Element-and-box listings:
· · · · ·

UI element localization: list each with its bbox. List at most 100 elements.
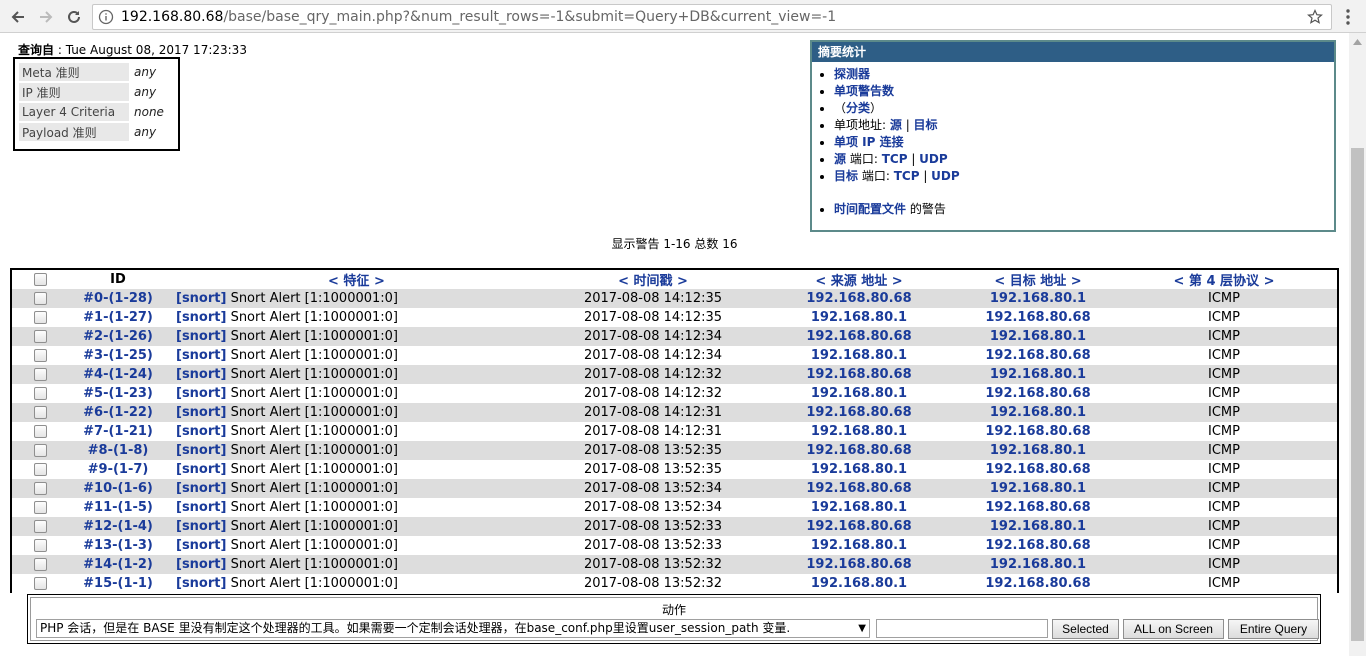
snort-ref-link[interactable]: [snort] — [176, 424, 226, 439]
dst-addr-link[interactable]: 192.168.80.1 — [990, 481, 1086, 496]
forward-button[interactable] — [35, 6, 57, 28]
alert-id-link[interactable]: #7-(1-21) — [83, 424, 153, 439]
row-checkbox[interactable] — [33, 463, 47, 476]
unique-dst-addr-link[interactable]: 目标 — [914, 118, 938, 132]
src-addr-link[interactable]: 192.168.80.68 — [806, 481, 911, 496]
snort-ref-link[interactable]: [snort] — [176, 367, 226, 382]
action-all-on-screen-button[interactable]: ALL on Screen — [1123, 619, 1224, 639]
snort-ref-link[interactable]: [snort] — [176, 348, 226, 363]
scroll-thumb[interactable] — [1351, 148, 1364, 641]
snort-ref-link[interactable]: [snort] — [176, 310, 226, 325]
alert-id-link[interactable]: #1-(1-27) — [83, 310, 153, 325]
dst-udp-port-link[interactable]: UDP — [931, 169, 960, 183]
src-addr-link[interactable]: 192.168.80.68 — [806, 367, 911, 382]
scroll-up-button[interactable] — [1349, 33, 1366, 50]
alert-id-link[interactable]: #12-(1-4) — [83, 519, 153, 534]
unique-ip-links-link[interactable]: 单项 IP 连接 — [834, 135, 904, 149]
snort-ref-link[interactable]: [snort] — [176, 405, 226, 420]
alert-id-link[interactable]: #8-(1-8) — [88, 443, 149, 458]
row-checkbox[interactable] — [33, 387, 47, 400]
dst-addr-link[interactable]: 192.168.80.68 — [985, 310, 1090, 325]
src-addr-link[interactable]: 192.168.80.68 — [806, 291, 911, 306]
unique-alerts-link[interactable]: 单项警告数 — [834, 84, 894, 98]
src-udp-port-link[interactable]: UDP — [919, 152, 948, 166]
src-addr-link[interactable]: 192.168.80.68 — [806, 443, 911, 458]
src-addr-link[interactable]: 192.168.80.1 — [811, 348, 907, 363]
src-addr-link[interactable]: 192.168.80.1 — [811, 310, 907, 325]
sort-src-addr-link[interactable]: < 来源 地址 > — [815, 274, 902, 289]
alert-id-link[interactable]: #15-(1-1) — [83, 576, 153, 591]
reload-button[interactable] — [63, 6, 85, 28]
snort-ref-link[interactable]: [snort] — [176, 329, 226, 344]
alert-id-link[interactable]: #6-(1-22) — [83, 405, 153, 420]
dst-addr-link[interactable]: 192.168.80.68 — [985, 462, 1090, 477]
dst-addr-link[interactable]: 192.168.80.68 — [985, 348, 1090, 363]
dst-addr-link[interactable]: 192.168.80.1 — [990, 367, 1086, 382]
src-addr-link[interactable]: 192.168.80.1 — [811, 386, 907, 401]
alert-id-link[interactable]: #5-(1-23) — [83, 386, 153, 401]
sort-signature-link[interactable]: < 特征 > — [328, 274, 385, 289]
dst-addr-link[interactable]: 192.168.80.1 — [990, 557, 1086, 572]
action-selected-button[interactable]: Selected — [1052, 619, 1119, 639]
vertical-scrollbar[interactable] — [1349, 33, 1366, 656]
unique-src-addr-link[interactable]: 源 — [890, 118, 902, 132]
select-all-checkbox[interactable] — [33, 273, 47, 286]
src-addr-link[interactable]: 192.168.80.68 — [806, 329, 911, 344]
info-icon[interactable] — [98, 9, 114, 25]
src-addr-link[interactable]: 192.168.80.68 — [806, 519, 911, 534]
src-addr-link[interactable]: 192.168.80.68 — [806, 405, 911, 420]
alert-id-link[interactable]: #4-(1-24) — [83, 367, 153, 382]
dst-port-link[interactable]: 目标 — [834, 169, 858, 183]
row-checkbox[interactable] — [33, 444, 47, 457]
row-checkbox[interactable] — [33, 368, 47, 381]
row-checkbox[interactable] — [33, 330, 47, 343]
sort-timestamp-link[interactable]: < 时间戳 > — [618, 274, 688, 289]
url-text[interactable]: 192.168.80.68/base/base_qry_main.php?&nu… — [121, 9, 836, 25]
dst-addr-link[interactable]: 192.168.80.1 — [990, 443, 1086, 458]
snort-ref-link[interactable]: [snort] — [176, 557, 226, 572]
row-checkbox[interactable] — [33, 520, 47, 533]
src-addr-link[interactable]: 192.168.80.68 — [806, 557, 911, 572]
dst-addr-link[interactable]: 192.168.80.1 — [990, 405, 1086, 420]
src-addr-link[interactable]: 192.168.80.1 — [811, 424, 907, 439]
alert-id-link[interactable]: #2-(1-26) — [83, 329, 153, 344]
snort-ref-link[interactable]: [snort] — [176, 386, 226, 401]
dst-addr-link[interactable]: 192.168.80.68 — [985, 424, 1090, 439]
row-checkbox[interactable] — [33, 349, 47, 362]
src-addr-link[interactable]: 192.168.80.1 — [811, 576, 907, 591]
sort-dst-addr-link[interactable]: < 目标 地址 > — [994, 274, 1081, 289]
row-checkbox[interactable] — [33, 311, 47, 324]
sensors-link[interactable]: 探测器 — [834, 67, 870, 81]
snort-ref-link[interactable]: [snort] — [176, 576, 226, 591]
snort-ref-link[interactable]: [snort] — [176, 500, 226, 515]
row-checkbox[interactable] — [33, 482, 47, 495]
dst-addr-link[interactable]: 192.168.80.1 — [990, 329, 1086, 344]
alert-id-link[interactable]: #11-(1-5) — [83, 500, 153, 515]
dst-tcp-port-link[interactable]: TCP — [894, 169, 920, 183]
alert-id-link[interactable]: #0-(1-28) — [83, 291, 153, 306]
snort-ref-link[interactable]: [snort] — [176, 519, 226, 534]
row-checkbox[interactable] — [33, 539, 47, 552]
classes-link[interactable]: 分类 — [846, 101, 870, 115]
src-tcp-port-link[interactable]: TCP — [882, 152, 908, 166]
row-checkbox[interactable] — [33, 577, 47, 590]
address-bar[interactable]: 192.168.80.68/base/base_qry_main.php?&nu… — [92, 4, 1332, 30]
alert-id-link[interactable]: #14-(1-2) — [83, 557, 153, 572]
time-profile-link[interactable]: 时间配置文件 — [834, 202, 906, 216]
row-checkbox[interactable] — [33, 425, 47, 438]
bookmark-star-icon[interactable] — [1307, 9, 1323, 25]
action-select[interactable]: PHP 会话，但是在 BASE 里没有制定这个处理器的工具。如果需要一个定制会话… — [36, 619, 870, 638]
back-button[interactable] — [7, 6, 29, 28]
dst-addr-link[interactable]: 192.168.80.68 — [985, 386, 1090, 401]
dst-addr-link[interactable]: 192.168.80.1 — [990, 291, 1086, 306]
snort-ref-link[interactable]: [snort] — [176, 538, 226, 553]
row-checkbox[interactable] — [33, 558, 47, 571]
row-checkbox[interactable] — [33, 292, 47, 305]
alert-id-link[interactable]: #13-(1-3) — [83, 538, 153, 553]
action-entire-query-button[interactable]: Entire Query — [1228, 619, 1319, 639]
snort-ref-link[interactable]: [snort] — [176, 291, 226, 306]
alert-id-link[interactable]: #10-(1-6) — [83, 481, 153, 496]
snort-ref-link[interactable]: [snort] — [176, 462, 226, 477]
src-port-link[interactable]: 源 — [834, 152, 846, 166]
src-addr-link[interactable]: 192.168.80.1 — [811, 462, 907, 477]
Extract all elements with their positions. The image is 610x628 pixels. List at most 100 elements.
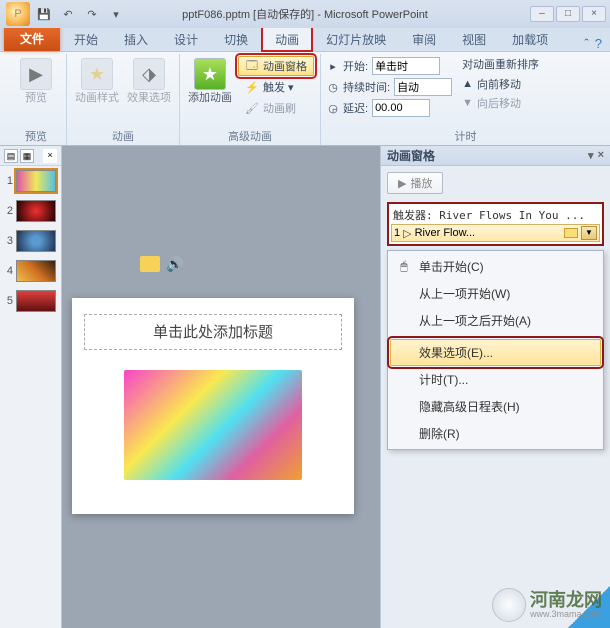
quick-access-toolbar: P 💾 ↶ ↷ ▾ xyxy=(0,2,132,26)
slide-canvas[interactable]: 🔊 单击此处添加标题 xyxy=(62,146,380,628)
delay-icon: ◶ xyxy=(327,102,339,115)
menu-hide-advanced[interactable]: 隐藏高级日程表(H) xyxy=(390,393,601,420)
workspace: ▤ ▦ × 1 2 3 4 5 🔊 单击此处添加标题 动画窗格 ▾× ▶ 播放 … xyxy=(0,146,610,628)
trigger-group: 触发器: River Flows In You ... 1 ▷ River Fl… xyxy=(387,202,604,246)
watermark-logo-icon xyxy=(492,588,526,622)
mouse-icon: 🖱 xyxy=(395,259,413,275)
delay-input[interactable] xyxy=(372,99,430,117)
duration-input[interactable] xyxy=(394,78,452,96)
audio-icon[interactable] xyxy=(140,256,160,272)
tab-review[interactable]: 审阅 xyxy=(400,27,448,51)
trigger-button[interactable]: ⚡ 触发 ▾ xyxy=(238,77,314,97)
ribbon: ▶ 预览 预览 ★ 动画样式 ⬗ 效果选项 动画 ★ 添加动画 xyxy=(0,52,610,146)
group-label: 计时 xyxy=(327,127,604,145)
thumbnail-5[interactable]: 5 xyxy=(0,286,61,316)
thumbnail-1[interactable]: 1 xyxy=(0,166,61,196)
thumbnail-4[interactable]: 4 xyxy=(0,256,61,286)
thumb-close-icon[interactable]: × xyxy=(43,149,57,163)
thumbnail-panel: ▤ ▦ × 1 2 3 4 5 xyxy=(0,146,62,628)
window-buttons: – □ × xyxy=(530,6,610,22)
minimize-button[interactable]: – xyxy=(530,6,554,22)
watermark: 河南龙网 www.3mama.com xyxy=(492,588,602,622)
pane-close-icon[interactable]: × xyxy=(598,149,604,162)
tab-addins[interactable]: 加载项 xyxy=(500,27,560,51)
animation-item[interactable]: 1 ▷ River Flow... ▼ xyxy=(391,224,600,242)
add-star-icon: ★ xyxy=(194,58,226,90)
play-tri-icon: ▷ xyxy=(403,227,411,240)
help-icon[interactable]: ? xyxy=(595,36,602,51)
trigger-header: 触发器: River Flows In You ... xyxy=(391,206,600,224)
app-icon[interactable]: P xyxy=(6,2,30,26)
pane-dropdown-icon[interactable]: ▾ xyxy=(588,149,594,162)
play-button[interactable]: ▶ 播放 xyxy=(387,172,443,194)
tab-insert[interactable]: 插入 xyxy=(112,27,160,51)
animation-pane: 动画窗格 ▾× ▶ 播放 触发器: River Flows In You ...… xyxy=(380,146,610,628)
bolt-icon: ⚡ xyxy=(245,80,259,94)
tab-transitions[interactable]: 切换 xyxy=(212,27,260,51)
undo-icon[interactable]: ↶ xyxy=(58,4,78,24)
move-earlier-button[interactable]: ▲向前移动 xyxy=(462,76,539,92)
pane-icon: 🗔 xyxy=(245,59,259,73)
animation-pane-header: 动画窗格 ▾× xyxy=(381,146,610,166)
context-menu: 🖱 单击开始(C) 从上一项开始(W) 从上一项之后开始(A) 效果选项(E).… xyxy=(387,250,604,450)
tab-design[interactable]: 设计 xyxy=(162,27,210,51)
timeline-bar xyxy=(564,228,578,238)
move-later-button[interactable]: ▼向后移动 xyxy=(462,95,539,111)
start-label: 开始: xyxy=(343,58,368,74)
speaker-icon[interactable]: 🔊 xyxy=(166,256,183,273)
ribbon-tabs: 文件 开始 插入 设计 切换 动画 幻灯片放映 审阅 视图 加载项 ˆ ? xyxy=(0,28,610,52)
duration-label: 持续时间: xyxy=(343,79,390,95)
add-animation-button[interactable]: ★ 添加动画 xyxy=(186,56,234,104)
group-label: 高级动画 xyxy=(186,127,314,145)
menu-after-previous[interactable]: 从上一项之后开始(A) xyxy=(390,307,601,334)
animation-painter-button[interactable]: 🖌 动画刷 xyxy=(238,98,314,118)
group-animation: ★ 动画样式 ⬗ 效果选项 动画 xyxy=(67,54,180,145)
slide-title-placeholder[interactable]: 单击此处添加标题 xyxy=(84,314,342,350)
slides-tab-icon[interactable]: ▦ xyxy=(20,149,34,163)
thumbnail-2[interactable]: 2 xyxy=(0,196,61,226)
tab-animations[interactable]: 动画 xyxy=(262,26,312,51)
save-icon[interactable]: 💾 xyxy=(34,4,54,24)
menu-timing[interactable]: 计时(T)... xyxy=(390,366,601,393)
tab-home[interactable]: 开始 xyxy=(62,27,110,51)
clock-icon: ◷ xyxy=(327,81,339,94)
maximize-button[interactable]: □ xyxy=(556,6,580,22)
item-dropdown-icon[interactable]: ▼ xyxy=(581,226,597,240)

· · · · ·

Given exercise:
Copy the lines starting at "snort-ref-link[interactable]: [snort] — [176, 424, 226, 439]" and ending at "348, 1090, 363]", replacing "snort-ref-link" with "snort-reference-link" wherever it occurs and leaving everything else unchanged.

The solution:
snort-reference-link[interactable]: [snort] — [176, 424, 226, 439]
dst-addr-link[interactable]: 192.168.80.1 — [990, 481, 1086, 496]
forward-button[interactable] — [35, 6, 57, 28]
alert-id-link[interactable]: #7-(1-21) — [83, 424, 153, 439]
row-checkbox[interactable] — [33, 463, 47, 476]
unique-dst-addr-link[interactable]: 目标 — [914, 118, 938, 132]
src-addr-link[interactable]: 192.168.80.68 — [806, 481, 911, 496]
snort-reference-link[interactable]: [snort] — [176, 367, 226, 382]
action-all-on-screen-button[interactable]: ALL on Screen — [1123, 619, 1224, 639]
snort-reference-link[interactable]: [snort] — [176, 348, 226, 363]
scroll-thumb[interactable] — [1351, 148, 1364, 641]
snort-reference-link[interactable]: [snort] — [176, 310, 226, 325]
alert-id-link[interactable]: #1-(1-27) — [83, 310, 153, 325]
dst-udp-port-link[interactable]: UDP — [931, 169, 960, 183]
src-addr-link[interactable]: 192.168.80.68 — [806, 367, 911, 382]
scroll-up-button[interactable] — [1349, 33, 1366, 50]
alert-id-link[interactable]: #12-(1-4) — [83, 519, 153, 534]
unique-ip-links-link[interactable]: 单项 IP 连接 — [834, 135, 904, 149]
snort-reference-link[interactable]: [snort] — [176, 405, 226, 420]
alert-id-link[interactable]: #8-(1-8) — [88, 443, 149, 458]
row-checkbox[interactable] — [33, 387, 47, 400]
dst-addr-link[interactable]: 192.168.80.68 — [985, 310, 1090, 325]
src-addr-link[interactable]: 192.168.80.68 — [806, 291, 911, 306]
unique-alerts-link[interactable]: 单项警告数 — [834, 84, 894, 98]
src-udp-port-link[interactable]: UDP — [919, 152, 948, 166]
src-addr-link[interactable]: 192.168.80.68 — [806, 443, 911, 458]
src-addr-link[interactable]: 192.168.80.1 — [811, 348, 907, 363]
src-addr-link[interactable]: 192.168.80.1 — [811, 310, 907, 325]
sort-src-addr-link[interactable]: < 来源 地址 > — [815, 274, 902, 289]
alert-id-link[interactable]: #15-(1-1) — [83, 576, 153, 591]
reload-button[interactable] — [63, 6, 85, 28]
snort-reference-link[interactable]: [snort] — [176, 329, 226, 344]
alert-id-link[interactable]: #6-(1-22) — [83, 405, 153, 420]
dst-addr-link[interactable]: 192.168.80.68 — [985, 462, 1090, 477]
dst-addr-link[interactable]: 192.168.80.68 — [985, 348, 1090, 363]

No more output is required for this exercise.